What is being asked – Restate the entries word for word, omitting nothing.

Dataset –
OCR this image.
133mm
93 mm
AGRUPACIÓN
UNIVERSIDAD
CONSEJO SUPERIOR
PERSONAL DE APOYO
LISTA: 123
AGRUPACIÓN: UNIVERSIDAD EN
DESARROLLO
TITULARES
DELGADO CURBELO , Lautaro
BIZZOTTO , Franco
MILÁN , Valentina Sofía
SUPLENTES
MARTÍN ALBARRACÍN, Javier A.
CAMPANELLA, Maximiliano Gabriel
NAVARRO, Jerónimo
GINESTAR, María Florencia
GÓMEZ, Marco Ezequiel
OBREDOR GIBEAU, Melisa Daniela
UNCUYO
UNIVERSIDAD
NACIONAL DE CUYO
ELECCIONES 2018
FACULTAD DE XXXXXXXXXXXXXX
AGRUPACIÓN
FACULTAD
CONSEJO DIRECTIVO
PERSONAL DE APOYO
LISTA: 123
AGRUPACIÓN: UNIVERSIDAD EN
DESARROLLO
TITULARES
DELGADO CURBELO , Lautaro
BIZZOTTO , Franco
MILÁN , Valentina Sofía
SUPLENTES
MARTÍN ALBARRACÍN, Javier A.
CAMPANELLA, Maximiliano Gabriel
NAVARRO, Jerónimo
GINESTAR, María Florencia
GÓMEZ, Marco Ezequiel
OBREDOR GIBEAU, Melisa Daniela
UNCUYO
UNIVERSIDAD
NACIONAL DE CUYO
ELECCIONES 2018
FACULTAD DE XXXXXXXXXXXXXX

Full answer –
OCR this image.
133mm
93 mm
AGRUPACIÓN
UNIVERSIDAD
CONSEJO SUPERIOR
PERSONAL DE APOYO
LISTA: 123
AGRUPACIÓN: UNIVERSIDAD EN
DESARROLLO
TITULARES
DELGADO CURBELO , Lautaro
BIZZOTTO , Franco
MILÁN , Valentina Sofía
SUPLENTES
MARTÍN ALBARRACÍN, Javier A.
CAMPANELLA, Maximiliano Gabriel
NAVARRO, Jerónimo
GINESTAR, María Florencia
GÓMEZ, Marco Ezequiel
OBREDOR GIBEAU, Melisa Daniela
UNCUYO
UNIVERSIDAD
NACIONAL DE CUYO
ELECCIONES 2018
FACULTAD DE XXXXXXXXXXXXXX
AGRUPACIÓN
FACULTAD
CONSEJO DIRECTIVO
PERSONAL DE APOYO
LISTA: 123
AGRUPACIÓN: UNIVERSIDAD EN
DESARROLLO
TITULARES
DELGADO CURBELO , Lautaro
BIZZOTTO , Franco
MILÁN , Valentina Sofía
SUPLENTES
MARTÍN ALBARRACÍN, Javier A.
CAMPANELLA, Maximiliano Gabriel
NAVARRO, Jerónimo
GINESTAR, María Florencia
GÓMEZ, Marco Ezequiel
OBREDOR GIBEAU, Melisa Daniela
UNCUYO
UNIVERSIDAD
NACIONAL DE CUYO
ELECCIONES 2018
FACULTAD DE XXXXXXXXXXXXXX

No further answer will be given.